*REQUIREMENTS*
Copy out all the records exactly.

[Start of DATA ROWS]

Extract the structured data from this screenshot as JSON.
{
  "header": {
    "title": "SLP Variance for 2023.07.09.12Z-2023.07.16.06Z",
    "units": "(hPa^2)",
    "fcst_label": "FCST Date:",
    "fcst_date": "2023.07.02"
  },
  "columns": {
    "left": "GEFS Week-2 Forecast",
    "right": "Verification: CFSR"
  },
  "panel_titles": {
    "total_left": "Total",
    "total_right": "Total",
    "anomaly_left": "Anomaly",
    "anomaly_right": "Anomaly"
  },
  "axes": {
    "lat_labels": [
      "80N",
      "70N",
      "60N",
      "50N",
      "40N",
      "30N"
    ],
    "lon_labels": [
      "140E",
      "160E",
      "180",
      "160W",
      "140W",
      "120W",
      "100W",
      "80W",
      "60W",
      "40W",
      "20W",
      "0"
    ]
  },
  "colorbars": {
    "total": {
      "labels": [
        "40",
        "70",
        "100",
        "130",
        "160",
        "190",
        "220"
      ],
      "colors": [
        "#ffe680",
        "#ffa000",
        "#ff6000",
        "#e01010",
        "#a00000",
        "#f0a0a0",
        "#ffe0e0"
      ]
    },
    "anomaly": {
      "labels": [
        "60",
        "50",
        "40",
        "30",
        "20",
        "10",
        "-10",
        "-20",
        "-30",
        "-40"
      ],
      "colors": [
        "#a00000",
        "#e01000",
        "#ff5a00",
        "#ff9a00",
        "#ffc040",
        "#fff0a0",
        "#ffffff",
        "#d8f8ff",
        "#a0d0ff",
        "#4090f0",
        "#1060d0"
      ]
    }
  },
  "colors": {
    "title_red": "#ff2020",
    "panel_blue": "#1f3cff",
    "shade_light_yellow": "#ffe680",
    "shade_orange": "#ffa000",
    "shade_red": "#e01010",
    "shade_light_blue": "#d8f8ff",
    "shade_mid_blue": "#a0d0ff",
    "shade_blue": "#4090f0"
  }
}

[End of DATA ROWS]

*CORRECT RESULT*
Extract the structured data from this screenshot as JSON.
{
  "header": {
    "title": "SLP Variance for 2023.07.09.12Z-2023.07.16.06Z",
    "units": "(hPa^2)",
    "fcst_label": "FCST Date:",
    "fcst_date": "2023.07.02"
  },
  "columns": {
    "left": "GEFS Week-2 Forecast",
    "right": "Verification: CFSR"
  },
  "panel_titles": {
    "total_left": "Total",
    "total_right": "Total",
    "anomaly_left": "Anomaly",
    "anomaly_right": "Anomaly"
  },
  "axes": {
    "lat_labels": [
      "80N",
      "70N",
      "60N",
      "50N",
      "40N",
      "30N"
    ],
    "lon_labels": [
      "140E",
      "160E",
      "180",
      "160W",
      "140W",
      "120W",
      "100W",
      "80W",
      "60W",
      "40W",
      "20W",
      "0"
    ]
  },
  "colorbars": {
    "total": {
      "labels": [
        "40",
        "70",
        "100",
        "130",
        "160",
        "190",
        "220"
      ],
      "colors": [
        "#ffe680",
        "#ffa000",
        "#ff6000",
        "#e01010",
        "#a00000",
        "#f0a0a0",
        "#ffe0e0"
      ]
    },
    "anomaly": {
      "labels": [
        "60",
        "50",
        "40",
        "30",
        "20",
        "10",
        "-10",
        "-20",
        "-30",
        "-40"
      ],
      "colors": [
        "#a00000",
        "#e01000",
        "#ff5a00",
        "#ff9a00",
        "#ffc040",
        "#fff0a0",
        "#ffffff",
        "#d8f8ff",
        "#a0d0ff",
        "#4090f0",
        "#1060d0"
      ]
    }
  },
  "colors": {
    "title_red": "#ff2020",
    "panel_blue": "#1f3cff",
    "shade_light_yellow": "#ffe680",
    "shade_orange": "#ffa000",
    "shade_red": "#e01010",
    "shade_light_blue": "#d8f8ff",
    "shade_mid_blue": "#a0d0ff",
    "shade_blue": "#4090f0"
  }
}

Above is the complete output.